TASKS AND EXERCISES ::
• 1. From the text on speeding up training, quote the passage from "First, start a" to "allocation using CUDA_VISIBLE_DEVICES.".
• 2. List every command-line command that the text on speeding up training shows.
• 3. Answer these questions from the text on speeding up training:
(a) Which two online methods are named as requiring the model to generate completions?
(b) What must be passed in the training arguments to enable vLLM?
(c) Which GPUs are set for training in the allocation example?

Speeding Up Training

Section under construction. Feel free to contribute!

vLLM for fast generation in online methods

Online methods such as GRPO or Online DPO require the model to generate completions, which is often a slow process and can significantly impact training time. To speed up generation, you can use vLLM, a library that enables fast generation through, among other things, PagedAttention. TRL's online trainers support vLLM, greatly improving training speed.

To use vLLM, first install it using:

pip install vllm

pip install "trl[vllm]"

Then, enable it by passing use_vllm=True in the training arguments.

from trl import OnlineDPOConfig

training_args = OnlineDPOConfig(..., use_vllm=True)

First, start a vLLM server by running:

trl vllm-serve --model <model_name>

Then, run the training script and pass use_vllm=True in the training arguments.

from trl import GRPOConfig

training_args = GRPOConfig(..., use_vllm=True)

You can customize the server configuration by passing additional arguments. For more information, see vLLM integration.

When using vLLM, ensure that the GPUs assigned for training and generation are separate to avoid resource conflicts. For instance, if you plan to use 4 GPUs for training and another 4 for vLLM generation, you can specify GPU allocation using CUDA_VISIBLE_DEVICES.

Set GPUs 0-3 for vLLM generation:

CUDA_VISIBLE_DEVICES=0,1,2,3 trl vllm-serve --model <model_name>

And GPUs 4-7 for training:

CUDA_VISIBLE_DEVICES=4,5,6,7 accelerate launch train.py

GIVEN INFORMATION ::

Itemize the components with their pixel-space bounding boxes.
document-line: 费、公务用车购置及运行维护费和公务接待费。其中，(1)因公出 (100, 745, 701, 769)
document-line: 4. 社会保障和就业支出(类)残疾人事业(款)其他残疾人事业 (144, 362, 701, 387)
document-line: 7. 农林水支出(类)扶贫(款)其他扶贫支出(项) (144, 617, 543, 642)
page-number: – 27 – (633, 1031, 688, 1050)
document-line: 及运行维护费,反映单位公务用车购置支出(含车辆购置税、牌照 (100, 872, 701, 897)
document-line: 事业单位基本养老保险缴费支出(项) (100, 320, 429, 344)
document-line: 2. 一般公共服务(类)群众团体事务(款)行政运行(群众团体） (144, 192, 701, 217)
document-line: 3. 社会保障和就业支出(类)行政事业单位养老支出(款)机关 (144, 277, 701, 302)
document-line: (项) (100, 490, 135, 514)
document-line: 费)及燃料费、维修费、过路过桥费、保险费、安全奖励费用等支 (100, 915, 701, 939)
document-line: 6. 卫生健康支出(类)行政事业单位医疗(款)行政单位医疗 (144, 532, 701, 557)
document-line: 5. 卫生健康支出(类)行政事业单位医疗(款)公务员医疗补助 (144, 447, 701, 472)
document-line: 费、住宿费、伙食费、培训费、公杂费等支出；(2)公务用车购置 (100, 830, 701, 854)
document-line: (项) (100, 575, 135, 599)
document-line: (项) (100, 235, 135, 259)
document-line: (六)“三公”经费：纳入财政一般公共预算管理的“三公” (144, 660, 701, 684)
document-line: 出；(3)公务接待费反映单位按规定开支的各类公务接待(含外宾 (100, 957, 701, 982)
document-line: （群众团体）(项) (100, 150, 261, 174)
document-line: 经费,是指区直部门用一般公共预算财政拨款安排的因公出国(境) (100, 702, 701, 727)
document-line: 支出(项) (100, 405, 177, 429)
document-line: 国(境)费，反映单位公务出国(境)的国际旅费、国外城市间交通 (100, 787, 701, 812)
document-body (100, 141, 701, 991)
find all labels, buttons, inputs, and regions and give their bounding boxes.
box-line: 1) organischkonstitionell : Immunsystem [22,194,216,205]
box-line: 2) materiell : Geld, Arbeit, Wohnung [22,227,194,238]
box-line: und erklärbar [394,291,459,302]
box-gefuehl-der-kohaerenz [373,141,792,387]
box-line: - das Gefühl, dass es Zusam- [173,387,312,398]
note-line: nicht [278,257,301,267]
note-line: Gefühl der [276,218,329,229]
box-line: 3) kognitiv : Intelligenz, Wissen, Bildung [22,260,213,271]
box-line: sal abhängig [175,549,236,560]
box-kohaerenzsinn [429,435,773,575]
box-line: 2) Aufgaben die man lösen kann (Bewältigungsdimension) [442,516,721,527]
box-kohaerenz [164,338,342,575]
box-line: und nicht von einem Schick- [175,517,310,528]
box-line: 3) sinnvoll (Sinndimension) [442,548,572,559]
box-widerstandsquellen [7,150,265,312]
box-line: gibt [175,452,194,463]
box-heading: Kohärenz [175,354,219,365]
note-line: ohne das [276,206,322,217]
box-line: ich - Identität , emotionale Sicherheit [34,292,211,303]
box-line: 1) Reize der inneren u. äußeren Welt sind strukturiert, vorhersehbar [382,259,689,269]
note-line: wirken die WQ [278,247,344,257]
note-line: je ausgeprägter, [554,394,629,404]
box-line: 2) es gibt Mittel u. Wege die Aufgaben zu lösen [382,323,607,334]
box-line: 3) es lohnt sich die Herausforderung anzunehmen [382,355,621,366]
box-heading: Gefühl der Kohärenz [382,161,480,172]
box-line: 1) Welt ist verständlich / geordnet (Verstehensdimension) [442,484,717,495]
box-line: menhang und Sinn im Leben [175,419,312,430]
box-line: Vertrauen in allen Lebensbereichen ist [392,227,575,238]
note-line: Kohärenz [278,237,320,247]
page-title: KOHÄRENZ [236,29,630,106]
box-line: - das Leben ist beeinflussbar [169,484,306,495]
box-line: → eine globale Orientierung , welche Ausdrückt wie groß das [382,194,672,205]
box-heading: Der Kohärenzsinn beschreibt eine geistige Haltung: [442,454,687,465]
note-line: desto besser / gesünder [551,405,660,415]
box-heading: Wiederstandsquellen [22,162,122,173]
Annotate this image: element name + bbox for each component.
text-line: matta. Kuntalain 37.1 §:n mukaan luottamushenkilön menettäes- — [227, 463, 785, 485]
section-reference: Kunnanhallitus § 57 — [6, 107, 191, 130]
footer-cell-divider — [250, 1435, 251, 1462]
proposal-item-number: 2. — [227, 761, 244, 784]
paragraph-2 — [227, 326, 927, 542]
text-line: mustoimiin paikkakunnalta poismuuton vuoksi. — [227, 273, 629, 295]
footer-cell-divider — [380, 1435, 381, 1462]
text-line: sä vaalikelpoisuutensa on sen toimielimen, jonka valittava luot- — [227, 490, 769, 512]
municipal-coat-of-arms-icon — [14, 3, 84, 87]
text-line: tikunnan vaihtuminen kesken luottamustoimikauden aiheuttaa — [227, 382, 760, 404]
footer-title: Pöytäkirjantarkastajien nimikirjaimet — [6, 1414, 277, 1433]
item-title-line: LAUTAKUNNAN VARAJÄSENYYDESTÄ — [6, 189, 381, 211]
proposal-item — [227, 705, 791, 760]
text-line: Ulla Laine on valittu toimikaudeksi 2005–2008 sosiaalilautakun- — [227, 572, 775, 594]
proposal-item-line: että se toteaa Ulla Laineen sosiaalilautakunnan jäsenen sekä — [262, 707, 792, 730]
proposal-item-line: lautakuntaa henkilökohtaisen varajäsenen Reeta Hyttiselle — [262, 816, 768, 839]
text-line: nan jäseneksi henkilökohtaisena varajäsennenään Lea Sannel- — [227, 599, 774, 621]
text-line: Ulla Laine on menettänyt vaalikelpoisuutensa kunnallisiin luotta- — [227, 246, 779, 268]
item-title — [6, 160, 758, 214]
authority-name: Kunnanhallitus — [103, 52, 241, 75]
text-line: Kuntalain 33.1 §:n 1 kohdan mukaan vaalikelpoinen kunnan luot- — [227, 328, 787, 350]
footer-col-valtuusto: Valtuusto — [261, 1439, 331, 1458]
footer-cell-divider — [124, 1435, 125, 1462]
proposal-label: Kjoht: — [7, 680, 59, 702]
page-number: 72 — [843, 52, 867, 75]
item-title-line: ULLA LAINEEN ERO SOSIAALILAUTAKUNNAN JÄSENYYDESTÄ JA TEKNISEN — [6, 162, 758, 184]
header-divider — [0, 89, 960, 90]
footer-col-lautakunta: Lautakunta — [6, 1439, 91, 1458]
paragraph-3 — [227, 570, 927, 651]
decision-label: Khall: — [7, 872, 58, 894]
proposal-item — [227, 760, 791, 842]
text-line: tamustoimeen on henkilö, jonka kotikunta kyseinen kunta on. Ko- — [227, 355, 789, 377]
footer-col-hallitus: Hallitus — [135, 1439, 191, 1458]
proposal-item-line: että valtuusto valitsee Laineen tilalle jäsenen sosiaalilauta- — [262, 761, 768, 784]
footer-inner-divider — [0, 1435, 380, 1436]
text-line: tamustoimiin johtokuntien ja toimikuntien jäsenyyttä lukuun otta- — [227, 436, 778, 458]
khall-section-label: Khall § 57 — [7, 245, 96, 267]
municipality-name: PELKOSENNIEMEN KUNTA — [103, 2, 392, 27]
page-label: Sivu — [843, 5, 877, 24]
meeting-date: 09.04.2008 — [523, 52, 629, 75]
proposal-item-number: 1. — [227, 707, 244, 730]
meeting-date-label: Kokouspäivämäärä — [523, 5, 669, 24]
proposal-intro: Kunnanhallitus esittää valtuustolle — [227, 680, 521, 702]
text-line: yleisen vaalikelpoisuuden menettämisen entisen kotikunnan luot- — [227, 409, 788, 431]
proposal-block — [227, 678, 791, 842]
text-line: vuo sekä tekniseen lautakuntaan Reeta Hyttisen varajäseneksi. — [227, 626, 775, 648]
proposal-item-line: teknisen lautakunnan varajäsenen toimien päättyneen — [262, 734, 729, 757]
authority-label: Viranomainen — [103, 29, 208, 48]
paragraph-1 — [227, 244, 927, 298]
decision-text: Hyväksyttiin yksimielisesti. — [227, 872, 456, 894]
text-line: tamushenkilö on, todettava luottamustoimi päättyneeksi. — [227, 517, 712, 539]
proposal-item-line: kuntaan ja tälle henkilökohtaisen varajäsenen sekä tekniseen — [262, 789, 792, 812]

EXPECTED OUTPUTS ::
• 1.
First, start a vLLM server by running:

trl vllm-serve --model <model_name>

Then, run the training script and pass use_vllm=True in the training arguments.

from trl import GRPOConfig

training_args = GRPOConfig(..., use_vllm=True)

You can customize the server configuration by passing additional arguments. For more information, see vLLM integration.

When using vLLM, ensure that the GPUs assigned for training and generation are separate to avoid resource conflicts. For instance, if you plan to use 4 GPUs for training and another 4 for vLLM generation, you can specify GPU allocation using CUDA_VISIBLE_DEVICES.

• 2.
pip install vllm
pip install "trl[vllm]"
trl vllm-serve --model <model_name>
CUDA_VISIBLE_DEVICES=0,1,2,3 trl vllm-serve --model <model_name>
CUDA_VISIBLE_DEVICES=4,5,6,7 accelerate launch train.py

• 3.
(a) GRPO and Online DPO.
(b) use_vllm=True.
(c) GPUs 4-7.